Job:
Skip the pictures. Copy all the rest of the records down exactly.

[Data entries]
════════

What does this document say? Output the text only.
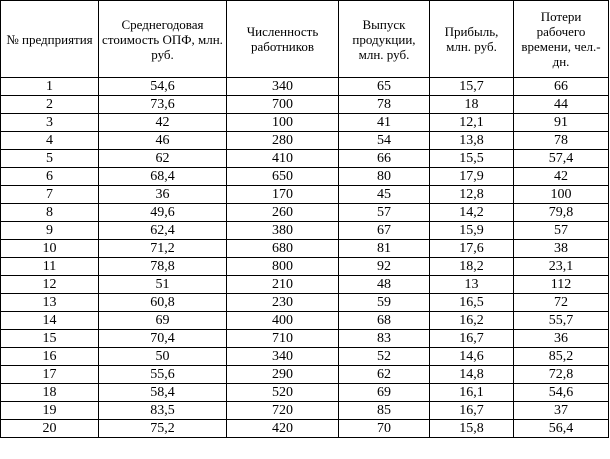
№ предприятия	Среднегодовая стоимость ОПФ, млн. руб.	Численность работников	Выпуск продукции, млн. руб.	Прибыль, млн. руб.	Потери рабочего времени, чел.-дн.
1	54,6	340	65	15,7	66
2	73,6	700	78	18	44
3	42	100	41	12,1	91
4	46	280	54	13,8	78
5	62	410	66	15,5	57,4
6	68,4	650	80	17,9	42
7	36	170	45	12,8	100
8	49,6	260	57	14,2	79,8
9	62,4	380	67	15,9	57
10	71,2	680	81	17,6	38
11	78,8	800	92	18,2	23,1
12	51	210	48	13	112
13	60,8	230	59	16,5	72
14	69	400	68	16,2	55,7
15	70,4	710	83	16,7	36
16	50	340	52	14,6	85,2
17	55,6	290	62	14,8	72,8
18	58,4	520	69	16,1	54,6
19	83,5	720	85	16,7	37
20	75,2	420	70	15,8	56,4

════════

Solution for this task:
What does this document say? Output the text only.
№ предприятия	Среднегодовая стоимость ОПФ, млн. руб.	Численность работников	Выпуск продукции, млн. руб.	Прибыль, млн. руб.	Потери рабочего времени, чел.-дн.
1	54,6	340	65	15,7	66
2	73,6	700	78	18	44
3	42	100	41	12,1	91
4	46	280	54	13,8	78
5	62	410	66	15,5	57,4
6	68,4	650	80	17,9	42
7	36	170	45	12,8	100
8	49,6	260	57	14,2	79,8
9	62,4	380	67	15,9	57
10	71,2	680	81	17,6	38
11	78,8	800	92	18,2	23,1
12	51	210	48	13	112
13	60,8	230	59	16,5	72
14	69	400	68	16,2	55,7
15	70,4	710	83	16,7	36
16	50	340	52	14,6	85,2
17	55,6	290	62	14,8	72,8
18	58,4	520	69	16,1	54,6
19	83,5	720	85	16,7	37
20	75,2	420	70	15,8	56,4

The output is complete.